## EXTRACTED DATA
────────────────────
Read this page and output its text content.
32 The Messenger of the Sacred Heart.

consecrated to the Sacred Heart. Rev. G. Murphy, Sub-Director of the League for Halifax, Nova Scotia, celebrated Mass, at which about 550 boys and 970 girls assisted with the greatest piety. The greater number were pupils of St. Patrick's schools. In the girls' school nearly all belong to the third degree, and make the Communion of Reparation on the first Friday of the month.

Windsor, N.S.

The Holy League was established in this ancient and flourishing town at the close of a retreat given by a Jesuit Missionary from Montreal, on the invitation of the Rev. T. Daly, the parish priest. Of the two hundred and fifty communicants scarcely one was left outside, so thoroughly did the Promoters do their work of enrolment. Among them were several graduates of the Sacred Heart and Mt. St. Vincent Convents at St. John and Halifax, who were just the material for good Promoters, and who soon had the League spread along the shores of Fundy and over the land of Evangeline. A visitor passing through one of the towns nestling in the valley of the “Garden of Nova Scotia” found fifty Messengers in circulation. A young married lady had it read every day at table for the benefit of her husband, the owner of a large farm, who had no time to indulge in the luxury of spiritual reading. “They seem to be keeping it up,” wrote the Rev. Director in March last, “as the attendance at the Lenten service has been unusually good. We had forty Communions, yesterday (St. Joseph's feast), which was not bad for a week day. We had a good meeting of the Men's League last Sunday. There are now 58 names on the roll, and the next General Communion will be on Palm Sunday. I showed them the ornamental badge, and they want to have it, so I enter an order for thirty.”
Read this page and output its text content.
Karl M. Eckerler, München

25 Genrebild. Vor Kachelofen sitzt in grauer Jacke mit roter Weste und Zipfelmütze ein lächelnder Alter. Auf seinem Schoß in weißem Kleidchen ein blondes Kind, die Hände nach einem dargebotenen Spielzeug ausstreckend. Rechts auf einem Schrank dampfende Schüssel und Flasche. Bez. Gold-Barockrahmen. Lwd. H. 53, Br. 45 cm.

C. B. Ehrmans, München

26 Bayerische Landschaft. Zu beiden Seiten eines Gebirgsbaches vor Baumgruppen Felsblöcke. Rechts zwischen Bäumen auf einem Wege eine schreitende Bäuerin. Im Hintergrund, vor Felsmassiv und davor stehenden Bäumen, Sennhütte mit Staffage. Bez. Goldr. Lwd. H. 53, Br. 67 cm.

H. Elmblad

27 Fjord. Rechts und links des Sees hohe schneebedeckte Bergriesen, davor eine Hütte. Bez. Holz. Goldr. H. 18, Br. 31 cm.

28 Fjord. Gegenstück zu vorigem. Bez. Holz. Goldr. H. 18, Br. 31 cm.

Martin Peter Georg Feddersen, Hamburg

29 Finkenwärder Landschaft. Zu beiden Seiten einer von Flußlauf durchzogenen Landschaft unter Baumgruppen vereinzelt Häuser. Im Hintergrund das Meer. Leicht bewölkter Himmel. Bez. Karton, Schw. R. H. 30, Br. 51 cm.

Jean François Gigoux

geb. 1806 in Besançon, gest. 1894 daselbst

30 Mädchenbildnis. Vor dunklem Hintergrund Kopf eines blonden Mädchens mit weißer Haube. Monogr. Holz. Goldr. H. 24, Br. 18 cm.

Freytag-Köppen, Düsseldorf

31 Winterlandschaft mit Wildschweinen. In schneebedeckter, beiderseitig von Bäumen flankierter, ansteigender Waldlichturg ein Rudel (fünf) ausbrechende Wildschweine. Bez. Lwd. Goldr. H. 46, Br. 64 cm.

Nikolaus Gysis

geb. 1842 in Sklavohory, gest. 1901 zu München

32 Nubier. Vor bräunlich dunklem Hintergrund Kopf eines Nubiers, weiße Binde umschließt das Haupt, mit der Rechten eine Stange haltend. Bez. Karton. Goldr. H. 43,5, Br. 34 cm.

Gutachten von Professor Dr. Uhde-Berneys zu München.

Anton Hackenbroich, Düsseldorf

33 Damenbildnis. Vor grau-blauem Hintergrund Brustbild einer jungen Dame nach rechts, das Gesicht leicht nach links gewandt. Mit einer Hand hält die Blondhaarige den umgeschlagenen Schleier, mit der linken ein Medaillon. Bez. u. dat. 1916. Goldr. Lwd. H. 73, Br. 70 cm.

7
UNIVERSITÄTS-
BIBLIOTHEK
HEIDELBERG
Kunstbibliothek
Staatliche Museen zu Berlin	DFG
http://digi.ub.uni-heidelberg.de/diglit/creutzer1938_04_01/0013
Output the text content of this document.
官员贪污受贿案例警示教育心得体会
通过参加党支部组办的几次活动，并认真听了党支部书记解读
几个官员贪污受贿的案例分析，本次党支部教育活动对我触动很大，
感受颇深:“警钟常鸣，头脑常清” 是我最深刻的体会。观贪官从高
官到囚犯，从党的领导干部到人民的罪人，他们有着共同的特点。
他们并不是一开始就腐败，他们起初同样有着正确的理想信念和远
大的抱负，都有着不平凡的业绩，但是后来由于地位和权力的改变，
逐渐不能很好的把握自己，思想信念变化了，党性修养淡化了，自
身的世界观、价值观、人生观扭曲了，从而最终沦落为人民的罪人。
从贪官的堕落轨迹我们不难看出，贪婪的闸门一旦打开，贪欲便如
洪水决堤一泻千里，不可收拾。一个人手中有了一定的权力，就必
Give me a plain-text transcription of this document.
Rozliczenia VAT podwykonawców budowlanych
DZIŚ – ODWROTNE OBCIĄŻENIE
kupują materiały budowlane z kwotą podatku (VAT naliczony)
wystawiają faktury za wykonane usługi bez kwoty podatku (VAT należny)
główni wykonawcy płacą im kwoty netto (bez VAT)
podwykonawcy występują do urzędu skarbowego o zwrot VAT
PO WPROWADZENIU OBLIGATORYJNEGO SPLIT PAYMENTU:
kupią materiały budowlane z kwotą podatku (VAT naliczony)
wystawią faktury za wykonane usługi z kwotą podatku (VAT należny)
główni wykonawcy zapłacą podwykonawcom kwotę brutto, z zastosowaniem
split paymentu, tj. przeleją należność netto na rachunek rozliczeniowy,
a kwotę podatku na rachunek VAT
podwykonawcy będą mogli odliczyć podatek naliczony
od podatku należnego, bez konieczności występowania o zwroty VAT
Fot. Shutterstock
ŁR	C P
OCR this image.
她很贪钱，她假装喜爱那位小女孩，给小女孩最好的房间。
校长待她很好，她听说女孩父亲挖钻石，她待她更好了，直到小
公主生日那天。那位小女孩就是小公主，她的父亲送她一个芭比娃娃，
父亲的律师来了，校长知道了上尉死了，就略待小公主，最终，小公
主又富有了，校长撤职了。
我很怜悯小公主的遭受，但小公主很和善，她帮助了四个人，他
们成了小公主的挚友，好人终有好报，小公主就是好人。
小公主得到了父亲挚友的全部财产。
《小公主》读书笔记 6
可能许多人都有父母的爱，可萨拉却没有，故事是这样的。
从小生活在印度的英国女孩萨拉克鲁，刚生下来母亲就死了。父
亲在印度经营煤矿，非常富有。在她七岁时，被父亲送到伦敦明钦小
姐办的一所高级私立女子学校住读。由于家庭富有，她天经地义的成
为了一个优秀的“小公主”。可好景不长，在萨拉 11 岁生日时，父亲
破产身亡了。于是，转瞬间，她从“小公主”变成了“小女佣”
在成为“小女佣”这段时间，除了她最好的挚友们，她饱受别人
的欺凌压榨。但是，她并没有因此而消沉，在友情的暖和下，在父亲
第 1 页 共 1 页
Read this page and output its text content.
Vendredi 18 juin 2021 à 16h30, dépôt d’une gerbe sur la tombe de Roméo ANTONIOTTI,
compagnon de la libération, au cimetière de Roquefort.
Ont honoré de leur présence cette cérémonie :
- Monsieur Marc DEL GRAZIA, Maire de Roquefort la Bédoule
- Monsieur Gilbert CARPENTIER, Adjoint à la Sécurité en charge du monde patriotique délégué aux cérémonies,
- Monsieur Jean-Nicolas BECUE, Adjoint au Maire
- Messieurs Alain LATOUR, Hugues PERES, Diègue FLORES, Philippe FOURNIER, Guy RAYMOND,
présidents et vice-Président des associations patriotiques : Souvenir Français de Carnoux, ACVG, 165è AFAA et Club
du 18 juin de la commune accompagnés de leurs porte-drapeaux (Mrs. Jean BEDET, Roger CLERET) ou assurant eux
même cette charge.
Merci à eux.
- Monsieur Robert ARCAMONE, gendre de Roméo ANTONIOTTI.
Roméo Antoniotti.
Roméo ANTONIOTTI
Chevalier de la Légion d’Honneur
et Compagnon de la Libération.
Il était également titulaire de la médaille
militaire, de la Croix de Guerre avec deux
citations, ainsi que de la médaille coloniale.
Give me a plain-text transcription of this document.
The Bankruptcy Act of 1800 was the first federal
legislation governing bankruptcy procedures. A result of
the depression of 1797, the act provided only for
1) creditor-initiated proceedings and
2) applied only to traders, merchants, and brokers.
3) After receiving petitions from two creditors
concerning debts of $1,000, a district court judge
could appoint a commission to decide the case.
────────────────────
## PROBLEM
Tell how many lines contain the word "links", using only the number.

## RESULT OF THIS TASK
2